Work instructions: Find how many lines contain the word "taken" and state that number alone.

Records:

————————

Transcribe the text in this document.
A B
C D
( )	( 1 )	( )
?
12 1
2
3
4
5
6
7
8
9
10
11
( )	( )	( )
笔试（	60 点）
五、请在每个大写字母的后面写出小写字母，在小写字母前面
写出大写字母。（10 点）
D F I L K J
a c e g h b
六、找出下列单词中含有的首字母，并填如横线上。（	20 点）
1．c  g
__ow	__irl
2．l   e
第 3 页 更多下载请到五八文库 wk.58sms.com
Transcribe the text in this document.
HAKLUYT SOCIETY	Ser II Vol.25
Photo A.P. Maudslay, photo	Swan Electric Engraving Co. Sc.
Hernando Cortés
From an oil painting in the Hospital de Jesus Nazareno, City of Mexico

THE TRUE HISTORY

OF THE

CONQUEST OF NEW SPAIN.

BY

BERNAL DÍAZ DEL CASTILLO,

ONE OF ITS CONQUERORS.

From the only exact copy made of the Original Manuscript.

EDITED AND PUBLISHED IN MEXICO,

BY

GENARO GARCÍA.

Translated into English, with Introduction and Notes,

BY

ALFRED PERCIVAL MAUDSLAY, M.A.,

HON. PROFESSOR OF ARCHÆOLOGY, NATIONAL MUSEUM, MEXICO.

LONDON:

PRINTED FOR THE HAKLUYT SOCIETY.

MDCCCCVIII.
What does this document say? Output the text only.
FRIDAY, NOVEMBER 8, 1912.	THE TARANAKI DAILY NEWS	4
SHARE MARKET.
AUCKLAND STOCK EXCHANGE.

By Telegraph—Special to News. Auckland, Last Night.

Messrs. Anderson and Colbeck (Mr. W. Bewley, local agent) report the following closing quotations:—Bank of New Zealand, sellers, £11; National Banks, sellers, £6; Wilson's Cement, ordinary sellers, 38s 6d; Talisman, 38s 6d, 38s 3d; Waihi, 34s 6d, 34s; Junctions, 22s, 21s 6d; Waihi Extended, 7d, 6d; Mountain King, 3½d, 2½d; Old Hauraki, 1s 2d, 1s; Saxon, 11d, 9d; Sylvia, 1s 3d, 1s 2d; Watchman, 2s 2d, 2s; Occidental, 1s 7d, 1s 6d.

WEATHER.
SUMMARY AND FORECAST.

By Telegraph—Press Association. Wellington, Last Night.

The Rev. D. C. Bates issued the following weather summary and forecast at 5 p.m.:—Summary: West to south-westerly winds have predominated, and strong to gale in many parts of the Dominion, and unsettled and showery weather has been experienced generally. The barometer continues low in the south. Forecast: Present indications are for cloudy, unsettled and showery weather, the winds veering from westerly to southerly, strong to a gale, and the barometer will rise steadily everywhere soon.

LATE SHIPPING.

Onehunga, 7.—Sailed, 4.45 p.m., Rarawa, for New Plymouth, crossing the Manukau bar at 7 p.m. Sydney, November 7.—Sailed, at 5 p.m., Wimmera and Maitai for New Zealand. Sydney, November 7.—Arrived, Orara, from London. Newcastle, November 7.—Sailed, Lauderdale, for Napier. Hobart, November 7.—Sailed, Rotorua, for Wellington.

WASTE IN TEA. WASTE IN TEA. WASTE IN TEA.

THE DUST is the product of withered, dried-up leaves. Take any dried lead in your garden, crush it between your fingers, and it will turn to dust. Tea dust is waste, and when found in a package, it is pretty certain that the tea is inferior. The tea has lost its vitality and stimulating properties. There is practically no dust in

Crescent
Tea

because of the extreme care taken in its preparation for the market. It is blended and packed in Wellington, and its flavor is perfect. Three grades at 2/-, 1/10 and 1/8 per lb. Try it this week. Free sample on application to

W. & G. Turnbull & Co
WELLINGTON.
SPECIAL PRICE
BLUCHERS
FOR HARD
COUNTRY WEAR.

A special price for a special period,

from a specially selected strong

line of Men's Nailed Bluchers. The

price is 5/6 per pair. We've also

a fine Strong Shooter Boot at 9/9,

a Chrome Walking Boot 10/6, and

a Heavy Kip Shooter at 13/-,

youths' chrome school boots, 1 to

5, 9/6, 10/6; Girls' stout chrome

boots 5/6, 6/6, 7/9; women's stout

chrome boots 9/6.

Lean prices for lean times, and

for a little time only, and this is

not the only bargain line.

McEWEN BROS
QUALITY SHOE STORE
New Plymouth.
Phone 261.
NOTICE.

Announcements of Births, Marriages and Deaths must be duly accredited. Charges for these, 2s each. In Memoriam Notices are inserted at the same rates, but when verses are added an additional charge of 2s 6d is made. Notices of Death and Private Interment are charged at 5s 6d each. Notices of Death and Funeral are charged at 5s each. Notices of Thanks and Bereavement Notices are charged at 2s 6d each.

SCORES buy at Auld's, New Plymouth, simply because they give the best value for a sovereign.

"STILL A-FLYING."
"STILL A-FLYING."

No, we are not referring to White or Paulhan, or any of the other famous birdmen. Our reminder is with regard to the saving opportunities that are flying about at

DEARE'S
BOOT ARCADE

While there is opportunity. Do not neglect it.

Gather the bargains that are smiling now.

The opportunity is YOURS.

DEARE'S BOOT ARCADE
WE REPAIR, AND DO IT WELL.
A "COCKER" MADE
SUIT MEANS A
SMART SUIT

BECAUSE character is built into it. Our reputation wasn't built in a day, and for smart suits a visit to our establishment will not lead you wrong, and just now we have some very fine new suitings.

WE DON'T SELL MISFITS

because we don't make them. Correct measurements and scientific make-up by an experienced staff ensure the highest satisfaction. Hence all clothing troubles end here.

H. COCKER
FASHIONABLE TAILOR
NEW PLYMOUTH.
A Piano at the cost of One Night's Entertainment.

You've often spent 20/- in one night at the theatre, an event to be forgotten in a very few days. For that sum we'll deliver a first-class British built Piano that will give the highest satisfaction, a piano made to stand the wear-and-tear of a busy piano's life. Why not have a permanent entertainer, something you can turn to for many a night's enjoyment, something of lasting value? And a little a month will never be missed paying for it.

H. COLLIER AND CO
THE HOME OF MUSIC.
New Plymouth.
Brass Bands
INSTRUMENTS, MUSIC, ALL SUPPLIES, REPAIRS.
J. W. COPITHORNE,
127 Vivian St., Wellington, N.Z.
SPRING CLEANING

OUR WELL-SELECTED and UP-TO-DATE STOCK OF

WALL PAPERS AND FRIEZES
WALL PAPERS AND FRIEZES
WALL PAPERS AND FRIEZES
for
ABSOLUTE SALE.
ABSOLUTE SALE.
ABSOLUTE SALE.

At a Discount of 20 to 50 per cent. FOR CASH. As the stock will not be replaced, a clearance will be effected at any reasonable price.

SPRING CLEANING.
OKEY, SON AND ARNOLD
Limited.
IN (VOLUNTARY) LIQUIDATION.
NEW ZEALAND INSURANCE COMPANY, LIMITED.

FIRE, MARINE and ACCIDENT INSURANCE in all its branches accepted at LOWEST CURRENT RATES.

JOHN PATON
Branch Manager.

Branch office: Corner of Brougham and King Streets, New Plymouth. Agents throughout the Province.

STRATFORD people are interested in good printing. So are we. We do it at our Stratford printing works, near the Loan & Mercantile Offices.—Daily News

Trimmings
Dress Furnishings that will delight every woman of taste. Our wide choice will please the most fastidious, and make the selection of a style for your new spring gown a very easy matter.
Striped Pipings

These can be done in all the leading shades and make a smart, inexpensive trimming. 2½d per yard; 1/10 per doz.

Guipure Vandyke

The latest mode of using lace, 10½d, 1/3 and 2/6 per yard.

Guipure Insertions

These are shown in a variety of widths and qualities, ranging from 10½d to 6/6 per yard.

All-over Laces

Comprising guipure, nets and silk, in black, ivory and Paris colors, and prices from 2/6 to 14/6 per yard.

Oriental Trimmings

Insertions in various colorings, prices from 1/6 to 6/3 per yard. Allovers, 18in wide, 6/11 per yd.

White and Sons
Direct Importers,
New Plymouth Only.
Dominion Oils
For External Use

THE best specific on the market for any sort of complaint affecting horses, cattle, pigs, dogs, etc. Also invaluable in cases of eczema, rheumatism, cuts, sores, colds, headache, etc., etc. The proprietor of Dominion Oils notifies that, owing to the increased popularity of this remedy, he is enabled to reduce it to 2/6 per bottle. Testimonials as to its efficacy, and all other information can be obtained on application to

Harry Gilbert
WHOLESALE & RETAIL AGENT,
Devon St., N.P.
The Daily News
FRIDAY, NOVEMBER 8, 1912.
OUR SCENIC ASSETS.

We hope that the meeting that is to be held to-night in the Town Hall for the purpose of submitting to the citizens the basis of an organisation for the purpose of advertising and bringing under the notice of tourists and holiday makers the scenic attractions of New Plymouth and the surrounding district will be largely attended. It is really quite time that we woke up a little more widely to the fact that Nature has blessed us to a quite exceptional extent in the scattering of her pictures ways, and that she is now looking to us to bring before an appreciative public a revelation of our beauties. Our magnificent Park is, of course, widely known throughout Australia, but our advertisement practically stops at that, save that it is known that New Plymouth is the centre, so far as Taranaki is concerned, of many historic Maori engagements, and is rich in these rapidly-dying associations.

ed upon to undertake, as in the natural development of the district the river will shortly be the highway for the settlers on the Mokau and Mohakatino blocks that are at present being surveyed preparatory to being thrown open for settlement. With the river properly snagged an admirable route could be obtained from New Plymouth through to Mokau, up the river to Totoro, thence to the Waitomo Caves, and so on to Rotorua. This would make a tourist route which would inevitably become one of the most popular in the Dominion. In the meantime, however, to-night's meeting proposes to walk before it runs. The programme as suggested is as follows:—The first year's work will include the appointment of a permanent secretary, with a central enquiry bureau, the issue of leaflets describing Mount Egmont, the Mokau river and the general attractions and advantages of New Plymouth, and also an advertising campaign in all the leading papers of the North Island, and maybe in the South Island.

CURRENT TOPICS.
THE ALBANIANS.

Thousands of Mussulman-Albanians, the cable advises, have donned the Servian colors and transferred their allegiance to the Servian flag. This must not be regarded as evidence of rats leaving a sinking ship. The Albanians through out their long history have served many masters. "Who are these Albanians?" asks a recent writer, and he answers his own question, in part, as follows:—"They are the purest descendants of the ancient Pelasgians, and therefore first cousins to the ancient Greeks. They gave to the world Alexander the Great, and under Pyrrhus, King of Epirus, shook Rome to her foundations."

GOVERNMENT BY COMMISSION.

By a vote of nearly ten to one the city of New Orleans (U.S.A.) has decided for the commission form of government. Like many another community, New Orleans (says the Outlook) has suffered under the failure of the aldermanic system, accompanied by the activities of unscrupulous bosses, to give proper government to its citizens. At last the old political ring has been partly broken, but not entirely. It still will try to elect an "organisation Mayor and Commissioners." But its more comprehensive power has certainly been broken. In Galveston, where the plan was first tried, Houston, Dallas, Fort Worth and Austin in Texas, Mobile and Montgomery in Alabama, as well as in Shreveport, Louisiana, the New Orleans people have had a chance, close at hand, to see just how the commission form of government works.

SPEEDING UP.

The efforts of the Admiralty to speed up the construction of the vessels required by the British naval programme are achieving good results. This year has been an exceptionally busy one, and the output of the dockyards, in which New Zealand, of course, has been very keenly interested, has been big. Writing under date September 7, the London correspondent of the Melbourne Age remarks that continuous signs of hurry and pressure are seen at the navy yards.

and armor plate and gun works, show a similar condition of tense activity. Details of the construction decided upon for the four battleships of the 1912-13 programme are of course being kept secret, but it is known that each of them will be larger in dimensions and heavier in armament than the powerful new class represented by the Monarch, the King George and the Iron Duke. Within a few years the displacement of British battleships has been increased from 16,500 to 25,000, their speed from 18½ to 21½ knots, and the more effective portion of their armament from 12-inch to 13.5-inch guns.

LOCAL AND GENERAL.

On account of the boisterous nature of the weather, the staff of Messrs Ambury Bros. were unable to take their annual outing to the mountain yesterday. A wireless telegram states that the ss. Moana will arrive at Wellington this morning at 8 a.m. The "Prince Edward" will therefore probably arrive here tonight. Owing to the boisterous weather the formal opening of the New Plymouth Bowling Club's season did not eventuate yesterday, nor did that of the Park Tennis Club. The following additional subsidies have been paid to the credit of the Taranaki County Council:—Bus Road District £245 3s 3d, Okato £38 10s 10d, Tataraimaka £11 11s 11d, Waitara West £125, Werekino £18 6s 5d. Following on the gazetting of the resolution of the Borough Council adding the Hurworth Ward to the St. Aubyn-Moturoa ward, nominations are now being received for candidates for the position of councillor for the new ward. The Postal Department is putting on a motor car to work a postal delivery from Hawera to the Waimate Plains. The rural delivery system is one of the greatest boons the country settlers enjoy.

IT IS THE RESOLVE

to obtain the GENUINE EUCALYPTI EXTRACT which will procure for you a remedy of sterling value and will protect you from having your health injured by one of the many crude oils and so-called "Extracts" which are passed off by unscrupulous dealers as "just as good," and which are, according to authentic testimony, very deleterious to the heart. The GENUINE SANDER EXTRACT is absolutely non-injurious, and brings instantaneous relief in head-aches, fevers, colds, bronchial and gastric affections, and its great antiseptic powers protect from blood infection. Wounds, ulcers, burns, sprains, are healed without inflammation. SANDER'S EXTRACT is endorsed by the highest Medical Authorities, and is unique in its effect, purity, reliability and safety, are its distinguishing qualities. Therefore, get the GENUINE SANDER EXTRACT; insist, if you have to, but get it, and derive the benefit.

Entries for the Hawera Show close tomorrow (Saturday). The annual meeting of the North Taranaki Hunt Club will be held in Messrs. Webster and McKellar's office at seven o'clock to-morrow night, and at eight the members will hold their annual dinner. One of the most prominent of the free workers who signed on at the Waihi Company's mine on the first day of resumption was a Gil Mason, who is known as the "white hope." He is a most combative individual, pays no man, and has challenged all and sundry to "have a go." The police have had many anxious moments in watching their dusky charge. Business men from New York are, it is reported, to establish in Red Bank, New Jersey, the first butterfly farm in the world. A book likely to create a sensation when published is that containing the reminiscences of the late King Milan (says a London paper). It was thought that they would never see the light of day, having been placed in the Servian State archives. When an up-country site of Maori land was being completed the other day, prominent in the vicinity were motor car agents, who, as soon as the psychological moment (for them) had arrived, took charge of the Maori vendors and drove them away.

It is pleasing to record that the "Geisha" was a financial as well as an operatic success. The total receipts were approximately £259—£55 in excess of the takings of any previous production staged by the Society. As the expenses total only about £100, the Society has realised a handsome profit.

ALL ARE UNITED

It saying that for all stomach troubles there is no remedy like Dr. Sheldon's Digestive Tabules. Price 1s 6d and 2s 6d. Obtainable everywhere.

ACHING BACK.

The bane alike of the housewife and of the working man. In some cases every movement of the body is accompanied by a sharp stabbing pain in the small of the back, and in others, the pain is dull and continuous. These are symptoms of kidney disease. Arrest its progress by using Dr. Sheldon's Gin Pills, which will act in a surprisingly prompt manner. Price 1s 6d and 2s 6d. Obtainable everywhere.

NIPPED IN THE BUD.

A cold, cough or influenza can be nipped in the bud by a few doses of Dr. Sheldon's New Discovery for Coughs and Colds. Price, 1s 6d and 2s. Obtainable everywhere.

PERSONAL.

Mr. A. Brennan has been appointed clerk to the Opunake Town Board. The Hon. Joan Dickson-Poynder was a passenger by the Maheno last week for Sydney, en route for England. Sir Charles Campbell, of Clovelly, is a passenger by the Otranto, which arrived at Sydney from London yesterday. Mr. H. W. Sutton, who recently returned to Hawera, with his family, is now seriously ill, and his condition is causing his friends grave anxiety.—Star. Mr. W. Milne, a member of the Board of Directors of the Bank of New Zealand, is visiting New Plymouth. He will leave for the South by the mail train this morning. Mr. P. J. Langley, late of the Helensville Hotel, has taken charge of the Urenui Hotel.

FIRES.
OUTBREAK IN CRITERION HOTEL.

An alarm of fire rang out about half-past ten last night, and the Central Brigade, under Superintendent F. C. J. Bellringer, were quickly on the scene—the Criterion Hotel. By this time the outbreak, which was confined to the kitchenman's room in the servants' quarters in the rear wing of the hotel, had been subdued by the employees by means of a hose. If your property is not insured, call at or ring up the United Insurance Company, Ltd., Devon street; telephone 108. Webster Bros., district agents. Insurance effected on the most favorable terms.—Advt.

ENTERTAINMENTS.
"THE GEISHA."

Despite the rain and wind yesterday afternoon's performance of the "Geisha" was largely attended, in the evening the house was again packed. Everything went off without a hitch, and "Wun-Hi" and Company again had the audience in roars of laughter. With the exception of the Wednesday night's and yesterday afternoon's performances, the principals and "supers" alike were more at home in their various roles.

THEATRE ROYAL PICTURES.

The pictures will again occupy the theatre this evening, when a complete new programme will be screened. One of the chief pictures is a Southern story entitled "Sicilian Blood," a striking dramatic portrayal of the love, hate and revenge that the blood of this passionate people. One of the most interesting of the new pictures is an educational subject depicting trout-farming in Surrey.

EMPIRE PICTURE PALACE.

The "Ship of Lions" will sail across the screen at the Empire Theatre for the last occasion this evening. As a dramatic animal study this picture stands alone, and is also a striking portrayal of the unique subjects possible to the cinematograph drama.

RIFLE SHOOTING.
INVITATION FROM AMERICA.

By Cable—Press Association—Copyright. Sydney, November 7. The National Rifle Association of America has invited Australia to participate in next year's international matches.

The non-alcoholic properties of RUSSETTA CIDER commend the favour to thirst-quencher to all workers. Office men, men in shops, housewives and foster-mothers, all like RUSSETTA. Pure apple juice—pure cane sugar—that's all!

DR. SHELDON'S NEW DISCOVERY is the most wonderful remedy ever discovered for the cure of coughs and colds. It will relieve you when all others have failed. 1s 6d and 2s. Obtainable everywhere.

————————

Answer to the problem: 2